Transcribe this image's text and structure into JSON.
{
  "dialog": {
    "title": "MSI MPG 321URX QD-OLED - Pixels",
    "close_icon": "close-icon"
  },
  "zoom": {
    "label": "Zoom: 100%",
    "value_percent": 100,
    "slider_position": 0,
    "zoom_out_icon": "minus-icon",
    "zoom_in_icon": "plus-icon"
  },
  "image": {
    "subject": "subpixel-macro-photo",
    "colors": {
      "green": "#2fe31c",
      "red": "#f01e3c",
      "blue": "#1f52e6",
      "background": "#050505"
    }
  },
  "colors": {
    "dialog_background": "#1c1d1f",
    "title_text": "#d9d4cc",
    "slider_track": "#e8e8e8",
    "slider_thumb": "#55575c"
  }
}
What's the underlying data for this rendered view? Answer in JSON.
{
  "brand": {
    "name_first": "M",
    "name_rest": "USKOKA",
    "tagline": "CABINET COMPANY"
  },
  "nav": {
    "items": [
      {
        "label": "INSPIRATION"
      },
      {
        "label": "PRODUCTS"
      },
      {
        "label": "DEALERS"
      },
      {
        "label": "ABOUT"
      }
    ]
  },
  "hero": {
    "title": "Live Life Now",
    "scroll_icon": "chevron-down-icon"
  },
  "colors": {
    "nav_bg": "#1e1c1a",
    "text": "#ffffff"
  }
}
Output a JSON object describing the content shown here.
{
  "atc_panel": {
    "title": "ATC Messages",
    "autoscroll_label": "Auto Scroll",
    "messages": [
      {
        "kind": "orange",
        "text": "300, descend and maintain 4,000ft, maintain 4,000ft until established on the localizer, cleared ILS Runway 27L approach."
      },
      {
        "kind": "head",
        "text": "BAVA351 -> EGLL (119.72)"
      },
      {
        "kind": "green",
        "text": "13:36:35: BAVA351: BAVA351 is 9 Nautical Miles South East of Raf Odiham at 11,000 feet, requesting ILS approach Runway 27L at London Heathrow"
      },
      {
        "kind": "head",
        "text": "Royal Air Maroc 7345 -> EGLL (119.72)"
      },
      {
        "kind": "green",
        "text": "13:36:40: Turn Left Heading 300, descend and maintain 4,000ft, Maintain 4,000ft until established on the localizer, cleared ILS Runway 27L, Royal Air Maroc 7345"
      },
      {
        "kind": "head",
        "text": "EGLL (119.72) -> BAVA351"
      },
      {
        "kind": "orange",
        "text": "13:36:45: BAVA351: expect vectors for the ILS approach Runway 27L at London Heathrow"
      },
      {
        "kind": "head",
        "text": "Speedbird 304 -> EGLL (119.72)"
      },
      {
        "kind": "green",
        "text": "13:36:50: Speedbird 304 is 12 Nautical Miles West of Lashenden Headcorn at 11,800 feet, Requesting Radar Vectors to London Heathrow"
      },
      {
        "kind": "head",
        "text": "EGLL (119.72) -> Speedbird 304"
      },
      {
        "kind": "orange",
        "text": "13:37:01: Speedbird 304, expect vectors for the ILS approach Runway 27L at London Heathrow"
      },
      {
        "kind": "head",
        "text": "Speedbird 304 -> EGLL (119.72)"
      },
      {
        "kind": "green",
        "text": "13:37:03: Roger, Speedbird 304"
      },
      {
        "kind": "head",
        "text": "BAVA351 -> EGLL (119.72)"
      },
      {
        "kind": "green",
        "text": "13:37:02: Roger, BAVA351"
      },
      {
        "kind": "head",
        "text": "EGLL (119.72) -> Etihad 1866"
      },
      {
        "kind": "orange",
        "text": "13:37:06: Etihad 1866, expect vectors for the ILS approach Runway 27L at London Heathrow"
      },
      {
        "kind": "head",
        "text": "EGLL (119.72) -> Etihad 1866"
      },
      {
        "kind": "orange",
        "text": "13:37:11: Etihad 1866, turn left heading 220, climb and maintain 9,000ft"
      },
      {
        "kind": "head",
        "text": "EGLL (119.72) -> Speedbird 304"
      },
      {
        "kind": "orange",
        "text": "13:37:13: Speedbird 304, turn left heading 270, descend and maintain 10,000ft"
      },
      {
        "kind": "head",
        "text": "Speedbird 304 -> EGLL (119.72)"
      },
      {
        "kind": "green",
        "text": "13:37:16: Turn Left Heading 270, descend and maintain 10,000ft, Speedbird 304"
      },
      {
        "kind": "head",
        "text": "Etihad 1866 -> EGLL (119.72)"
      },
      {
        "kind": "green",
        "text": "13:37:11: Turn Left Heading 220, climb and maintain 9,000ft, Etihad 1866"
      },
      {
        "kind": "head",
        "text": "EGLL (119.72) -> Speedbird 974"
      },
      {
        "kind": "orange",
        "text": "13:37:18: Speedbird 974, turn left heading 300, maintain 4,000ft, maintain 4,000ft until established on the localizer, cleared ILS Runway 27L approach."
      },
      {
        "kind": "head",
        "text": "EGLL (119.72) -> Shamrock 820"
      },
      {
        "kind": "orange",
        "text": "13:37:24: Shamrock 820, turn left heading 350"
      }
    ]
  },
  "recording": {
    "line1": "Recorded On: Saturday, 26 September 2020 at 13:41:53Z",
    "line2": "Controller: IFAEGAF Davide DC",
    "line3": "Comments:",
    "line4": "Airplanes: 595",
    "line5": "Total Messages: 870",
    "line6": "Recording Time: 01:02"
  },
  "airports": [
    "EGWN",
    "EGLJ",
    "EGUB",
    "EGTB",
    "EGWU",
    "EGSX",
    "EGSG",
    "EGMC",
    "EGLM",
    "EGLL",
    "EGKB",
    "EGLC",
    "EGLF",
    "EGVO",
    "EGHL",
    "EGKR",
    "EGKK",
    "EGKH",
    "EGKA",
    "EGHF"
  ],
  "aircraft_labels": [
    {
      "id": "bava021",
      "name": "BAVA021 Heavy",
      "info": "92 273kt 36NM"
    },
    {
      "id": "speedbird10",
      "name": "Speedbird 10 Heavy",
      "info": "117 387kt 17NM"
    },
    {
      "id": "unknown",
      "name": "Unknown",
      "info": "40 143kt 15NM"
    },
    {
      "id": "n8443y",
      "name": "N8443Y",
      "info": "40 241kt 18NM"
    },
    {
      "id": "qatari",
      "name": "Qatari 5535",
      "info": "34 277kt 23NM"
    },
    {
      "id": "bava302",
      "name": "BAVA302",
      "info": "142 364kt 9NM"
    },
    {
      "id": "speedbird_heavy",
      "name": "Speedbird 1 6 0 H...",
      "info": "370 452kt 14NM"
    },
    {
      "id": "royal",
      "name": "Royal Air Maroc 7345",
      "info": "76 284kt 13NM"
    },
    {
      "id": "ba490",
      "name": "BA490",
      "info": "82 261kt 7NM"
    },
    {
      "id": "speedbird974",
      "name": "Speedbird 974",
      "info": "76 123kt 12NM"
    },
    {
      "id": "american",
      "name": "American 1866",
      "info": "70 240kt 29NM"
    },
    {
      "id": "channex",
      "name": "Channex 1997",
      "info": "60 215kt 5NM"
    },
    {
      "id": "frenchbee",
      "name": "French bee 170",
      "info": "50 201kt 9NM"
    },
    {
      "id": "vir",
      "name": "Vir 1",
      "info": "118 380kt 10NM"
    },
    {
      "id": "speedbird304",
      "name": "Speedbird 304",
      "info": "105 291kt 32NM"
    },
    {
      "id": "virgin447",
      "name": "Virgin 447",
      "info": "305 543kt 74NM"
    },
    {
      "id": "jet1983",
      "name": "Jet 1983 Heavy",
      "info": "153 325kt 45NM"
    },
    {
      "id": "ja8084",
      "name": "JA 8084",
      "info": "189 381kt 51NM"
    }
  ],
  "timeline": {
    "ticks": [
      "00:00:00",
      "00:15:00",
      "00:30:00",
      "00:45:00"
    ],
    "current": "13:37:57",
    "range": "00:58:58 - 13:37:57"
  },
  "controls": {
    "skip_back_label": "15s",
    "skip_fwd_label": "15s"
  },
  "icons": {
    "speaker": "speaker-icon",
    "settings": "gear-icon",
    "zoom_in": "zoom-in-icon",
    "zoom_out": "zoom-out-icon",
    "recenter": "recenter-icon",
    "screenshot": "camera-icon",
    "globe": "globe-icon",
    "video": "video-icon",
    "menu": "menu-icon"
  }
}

* [Task requirements] Return each line where "JSON" shows up.

* [Answer to the problem]
Transcribe this image's text and structure into JSON.
What's the underlying data for this rendered view? Answer in JSON.
Output a JSON object describing the content shown here.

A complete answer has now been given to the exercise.